## WHAT THE EXERCISE ASKS
Every record must be written out once more, with nothing added or omitted.

## SUPPLIED MATERIAL
+-------+
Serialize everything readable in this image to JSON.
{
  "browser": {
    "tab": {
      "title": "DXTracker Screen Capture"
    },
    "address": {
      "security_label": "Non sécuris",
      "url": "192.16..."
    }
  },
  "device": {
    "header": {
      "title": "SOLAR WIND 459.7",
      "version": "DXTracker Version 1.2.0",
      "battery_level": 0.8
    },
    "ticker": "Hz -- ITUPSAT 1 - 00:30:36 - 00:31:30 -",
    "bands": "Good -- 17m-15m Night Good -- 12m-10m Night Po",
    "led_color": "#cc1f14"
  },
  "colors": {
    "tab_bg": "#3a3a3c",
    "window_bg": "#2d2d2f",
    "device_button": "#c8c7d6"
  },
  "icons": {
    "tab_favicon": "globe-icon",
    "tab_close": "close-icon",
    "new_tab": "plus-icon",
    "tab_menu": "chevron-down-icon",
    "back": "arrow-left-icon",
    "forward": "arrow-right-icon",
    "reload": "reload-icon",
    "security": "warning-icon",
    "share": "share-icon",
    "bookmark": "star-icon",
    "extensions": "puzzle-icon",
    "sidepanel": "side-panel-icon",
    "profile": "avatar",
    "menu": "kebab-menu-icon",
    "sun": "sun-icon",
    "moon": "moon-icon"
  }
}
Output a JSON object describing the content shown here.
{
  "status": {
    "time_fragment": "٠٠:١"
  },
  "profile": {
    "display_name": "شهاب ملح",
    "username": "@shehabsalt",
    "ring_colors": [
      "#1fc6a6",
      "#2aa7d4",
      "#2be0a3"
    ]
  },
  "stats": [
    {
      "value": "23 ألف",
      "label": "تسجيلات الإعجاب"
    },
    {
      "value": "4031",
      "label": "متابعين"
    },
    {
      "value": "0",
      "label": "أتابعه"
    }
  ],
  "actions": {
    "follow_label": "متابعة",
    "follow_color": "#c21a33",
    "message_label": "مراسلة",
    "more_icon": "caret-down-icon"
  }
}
+-------+
## FULL SOLUTION
Serialize everything readable in this image to JSON.
{
  "browser": {
    "tab": {
      "title": "DXTracker Screen Capture"
    },
    "address": {
      "security_label": "Non sécuris",
      "url": "192.16..."
    }
  },
  "device": {
    "header": {
      "title": "SOLAR WIND 459.7",
      "version": "DXTracker Version 1.2.0",
      "battery_level": 0.8
    },
    "ticker": "Hz -- ITUPSAT 1 - 00:30:36 - 00:31:30 -",
    "bands": "Good -- 17m-15m Night Good -- 12m-10m Night Po",
    "led_color": "#cc1f14"
  },
  "colors": {
    "tab_bg": "#3a3a3c",
    "window_bg": "#2d2d2f",
    "device_button": "#c8c7d6"
  },
  "icons": {
    "tab_favicon": "globe-icon",
    "tab_close": "close-icon",
    "new_tab": "plus-icon",
    "tab_menu": "chevron-down-icon",
    "back": "arrow-left-icon",
    "forward": "arrow-right-icon",
    "reload": "reload-icon",
    "security": "warning-icon",
    "share": "share-icon",
    "bookmark": "star-icon",
    "extensions": "puzzle-icon",
    "sidepanel": "side-panel-icon",
    "profile": "avatar",
    "menu": "kebab-menu-icon",
    "sun": "sun-icon",
    "moon": "moon-icon"
  }
}
Output a JSON object describing the content shown here.
{
  "status": {
    "time_fragment": "٠٠:١"
  },
  "profile": {
    "display_name": "شهاب ملح",
    "username": "@shehabsalt",
    "ring_colors": [
      "#1fc6a6",
      "#2aa7d4",
      "#2be0a3"
    ]
  },
  "stats": [
    {
      "value": "23 ألف",
      "label": "تسجيلات الإعجاب"
    },
    {
      "value": "4031",
      "label": "متابعين"
    },
    {
      "value": "0",
      "label": "أتابعه"
    }
  ],
  "actions": {
    "follow_label": "متابعة",
    "follow_color": "#c21a33",
    "message_label": "مراسلة",
    "more_icon": "caret-down-icon"
  }
}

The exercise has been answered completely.